Request
In the records below, find each line containing the word "icon" and copy it.

─── Records supplied ───

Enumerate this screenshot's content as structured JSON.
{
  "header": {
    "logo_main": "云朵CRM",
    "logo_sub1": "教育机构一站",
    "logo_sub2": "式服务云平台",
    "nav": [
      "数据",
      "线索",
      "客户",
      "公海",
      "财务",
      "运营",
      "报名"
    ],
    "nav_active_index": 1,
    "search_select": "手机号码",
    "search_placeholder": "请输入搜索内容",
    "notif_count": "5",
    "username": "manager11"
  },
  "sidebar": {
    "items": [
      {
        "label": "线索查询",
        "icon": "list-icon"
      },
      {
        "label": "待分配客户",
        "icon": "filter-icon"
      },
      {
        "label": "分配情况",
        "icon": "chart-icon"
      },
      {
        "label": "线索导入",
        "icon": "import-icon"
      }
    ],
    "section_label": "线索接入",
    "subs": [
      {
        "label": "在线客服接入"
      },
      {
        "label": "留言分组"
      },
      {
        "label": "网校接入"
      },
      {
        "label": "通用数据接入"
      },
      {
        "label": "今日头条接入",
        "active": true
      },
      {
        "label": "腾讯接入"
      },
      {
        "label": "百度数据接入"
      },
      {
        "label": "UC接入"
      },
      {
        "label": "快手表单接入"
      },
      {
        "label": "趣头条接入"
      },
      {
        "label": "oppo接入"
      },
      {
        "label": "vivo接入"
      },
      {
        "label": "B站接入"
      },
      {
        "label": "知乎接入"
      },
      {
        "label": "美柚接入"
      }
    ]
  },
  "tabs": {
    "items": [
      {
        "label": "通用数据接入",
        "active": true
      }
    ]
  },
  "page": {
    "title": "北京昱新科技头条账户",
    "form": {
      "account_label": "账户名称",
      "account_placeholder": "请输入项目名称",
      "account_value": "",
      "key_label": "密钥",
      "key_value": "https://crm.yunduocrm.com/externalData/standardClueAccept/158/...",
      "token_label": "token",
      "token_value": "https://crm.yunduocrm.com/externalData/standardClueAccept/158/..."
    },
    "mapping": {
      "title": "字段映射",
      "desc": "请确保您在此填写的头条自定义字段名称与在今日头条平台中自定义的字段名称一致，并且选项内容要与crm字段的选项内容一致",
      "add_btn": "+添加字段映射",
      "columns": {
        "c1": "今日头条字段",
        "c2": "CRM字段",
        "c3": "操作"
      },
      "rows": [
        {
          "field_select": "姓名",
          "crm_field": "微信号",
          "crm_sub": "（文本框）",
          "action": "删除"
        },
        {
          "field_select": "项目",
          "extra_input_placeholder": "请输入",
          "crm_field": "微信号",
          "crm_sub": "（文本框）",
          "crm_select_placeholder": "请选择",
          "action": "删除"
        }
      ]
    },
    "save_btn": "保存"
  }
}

───

Output for this task
        "icon": "list-icon"
        "icon": "filter-icon"
        "icon": "chart-icon"
        "icon": "import-icon"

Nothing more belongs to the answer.